* START *
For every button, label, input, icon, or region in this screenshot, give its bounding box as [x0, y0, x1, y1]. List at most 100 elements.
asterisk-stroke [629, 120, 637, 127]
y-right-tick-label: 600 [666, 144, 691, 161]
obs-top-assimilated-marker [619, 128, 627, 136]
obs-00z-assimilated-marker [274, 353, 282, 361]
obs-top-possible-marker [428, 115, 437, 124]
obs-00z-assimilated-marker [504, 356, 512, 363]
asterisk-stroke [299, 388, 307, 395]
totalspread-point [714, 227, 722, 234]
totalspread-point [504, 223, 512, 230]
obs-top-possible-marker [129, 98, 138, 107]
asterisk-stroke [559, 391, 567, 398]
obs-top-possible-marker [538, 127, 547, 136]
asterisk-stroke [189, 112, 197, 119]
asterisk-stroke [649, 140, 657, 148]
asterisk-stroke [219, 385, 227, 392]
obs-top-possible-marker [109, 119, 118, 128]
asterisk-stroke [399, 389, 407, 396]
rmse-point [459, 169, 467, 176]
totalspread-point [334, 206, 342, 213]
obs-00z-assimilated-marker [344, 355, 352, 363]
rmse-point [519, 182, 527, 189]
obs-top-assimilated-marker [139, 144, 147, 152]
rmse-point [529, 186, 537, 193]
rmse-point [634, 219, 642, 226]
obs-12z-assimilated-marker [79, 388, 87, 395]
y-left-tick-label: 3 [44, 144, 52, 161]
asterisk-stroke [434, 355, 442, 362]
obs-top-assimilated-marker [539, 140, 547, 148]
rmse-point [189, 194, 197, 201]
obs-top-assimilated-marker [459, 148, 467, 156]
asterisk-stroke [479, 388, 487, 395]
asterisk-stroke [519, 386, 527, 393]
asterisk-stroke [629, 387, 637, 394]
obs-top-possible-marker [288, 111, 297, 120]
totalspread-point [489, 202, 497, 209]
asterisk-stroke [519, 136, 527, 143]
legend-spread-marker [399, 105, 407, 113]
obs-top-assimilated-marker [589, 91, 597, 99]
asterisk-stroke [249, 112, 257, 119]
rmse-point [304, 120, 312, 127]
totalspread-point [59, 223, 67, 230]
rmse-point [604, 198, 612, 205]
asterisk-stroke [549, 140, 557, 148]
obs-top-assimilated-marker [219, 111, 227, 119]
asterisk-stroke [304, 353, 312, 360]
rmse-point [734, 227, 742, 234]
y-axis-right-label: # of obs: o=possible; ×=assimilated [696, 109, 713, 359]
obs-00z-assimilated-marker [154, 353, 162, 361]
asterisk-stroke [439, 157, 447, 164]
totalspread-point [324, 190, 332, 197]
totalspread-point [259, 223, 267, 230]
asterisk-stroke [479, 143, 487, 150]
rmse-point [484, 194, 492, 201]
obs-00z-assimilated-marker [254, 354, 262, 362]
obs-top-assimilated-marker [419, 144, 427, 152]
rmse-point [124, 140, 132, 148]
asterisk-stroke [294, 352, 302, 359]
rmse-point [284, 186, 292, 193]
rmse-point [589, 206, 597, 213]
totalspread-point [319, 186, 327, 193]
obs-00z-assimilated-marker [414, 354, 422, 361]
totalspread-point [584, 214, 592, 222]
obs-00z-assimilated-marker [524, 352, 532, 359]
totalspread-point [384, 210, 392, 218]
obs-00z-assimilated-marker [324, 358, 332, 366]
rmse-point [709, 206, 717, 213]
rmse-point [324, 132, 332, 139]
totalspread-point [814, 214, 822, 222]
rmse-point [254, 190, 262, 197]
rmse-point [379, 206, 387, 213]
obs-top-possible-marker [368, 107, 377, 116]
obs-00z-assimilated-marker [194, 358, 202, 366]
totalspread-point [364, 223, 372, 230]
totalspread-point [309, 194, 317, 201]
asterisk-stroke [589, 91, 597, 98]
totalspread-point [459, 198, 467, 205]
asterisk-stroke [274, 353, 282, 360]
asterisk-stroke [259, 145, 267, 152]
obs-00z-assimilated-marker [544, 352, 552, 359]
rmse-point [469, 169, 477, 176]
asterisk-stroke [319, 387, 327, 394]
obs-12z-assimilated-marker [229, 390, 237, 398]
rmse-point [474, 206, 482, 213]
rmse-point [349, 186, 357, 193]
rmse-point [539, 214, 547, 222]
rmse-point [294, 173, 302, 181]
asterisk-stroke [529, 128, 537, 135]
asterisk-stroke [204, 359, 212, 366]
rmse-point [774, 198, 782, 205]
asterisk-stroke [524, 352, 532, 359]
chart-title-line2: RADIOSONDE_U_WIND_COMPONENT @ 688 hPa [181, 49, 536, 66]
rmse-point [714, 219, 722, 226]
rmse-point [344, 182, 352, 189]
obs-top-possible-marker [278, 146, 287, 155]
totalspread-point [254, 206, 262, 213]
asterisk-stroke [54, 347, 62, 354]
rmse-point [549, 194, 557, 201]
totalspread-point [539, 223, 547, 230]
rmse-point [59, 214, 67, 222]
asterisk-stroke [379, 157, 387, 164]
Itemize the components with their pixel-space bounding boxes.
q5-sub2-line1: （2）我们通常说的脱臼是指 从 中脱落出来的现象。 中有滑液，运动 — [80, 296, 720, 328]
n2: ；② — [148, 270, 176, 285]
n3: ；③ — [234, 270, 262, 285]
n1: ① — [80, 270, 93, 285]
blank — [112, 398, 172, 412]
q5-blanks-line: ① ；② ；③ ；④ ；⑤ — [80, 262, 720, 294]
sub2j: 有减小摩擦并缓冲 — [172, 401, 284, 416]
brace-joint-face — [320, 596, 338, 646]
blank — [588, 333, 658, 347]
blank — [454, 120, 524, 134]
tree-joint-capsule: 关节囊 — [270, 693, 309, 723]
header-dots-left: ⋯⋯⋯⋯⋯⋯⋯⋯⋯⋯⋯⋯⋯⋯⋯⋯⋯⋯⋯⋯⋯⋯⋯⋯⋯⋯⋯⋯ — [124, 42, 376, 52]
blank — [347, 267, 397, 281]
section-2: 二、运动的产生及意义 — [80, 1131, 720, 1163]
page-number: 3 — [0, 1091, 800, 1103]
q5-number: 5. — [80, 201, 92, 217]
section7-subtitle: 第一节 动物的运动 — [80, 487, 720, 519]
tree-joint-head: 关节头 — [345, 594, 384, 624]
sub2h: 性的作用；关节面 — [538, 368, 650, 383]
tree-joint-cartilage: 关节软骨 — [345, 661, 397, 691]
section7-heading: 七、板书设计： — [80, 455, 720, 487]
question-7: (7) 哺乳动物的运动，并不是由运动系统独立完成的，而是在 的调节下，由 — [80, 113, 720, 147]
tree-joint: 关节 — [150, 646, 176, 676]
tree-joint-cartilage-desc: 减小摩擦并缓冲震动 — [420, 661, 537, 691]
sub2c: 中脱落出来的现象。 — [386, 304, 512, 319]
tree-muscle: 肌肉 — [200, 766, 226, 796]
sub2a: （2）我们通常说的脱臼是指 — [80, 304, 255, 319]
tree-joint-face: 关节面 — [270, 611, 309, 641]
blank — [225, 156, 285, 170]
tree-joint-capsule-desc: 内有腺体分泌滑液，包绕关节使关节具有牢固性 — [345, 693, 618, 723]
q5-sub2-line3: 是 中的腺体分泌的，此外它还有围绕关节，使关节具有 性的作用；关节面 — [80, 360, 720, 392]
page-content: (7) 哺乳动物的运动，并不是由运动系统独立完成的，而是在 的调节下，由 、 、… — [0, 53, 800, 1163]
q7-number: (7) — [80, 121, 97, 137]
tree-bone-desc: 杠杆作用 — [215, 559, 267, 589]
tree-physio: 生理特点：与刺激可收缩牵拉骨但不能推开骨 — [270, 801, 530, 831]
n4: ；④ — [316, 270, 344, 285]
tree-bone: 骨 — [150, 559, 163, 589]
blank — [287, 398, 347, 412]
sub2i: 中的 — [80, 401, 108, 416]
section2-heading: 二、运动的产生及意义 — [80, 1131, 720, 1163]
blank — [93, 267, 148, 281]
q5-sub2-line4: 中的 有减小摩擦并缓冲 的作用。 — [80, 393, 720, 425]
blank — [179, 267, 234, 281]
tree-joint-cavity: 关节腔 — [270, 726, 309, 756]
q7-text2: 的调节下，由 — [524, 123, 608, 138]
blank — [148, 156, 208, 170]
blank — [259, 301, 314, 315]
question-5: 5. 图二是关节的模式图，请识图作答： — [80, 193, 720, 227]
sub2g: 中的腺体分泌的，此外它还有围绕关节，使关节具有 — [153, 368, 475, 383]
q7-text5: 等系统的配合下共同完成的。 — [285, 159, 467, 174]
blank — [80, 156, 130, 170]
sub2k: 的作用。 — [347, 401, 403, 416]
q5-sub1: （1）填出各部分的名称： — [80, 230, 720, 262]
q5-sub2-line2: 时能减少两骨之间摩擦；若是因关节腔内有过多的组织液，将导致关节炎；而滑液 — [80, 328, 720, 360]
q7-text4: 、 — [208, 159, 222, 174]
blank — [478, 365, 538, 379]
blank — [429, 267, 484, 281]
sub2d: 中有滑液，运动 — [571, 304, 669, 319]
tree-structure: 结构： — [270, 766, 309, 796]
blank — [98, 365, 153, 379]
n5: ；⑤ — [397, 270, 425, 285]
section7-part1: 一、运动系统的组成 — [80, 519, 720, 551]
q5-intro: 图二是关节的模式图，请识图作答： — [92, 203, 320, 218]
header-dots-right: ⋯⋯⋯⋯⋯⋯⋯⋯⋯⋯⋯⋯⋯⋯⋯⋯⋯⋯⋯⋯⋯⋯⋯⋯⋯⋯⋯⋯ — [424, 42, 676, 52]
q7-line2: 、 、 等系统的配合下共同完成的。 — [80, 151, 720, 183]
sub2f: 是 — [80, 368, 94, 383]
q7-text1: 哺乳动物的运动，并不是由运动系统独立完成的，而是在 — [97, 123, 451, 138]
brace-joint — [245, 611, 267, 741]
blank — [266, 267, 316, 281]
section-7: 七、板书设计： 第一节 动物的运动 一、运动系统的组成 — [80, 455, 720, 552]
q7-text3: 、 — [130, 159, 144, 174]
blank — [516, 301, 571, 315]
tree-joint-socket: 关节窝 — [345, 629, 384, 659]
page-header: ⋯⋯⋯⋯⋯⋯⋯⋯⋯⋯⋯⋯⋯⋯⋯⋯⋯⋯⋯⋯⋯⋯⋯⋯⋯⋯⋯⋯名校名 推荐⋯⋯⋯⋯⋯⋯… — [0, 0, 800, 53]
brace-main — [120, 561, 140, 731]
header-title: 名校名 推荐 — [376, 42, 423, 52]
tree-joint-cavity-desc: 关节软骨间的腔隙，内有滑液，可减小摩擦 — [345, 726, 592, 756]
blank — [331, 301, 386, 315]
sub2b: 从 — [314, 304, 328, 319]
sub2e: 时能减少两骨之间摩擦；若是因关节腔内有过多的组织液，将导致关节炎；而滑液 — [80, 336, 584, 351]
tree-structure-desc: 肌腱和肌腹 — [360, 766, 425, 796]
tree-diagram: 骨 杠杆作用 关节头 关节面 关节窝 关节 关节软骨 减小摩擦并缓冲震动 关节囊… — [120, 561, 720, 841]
* END *
▶ [Aim]
Set down verbatim every line of the records, starting at the very first line and ending at the line that contains "totalspread-point [504, 223, 512, 230]", with both of those lines included.

▶ [Answer to the problem]
For every button, label, input, icon, or region in this screenshot, give its bounding box as [x0, y0, x1, y1]. List at most 100 elements.
asterisk-stroke [629, 120, 637, 127]
y-right-tick-label: 600 [666, 144, 691, 161]
obs-top-assimilated-marker [619, 128, 627, 136]
obs-00z-assimilated-marker [274, 353, 282, 361]
obs-top-possible-marker [428, 115, 437, 124]
obs-00z-assimilated-marker [504, 356, 512, 363]
asterisk-stroke [299, 388, 307, 395]
totalspread-point [714, 227, 722, 234]
totalspread-point [504, 223, 512, 230]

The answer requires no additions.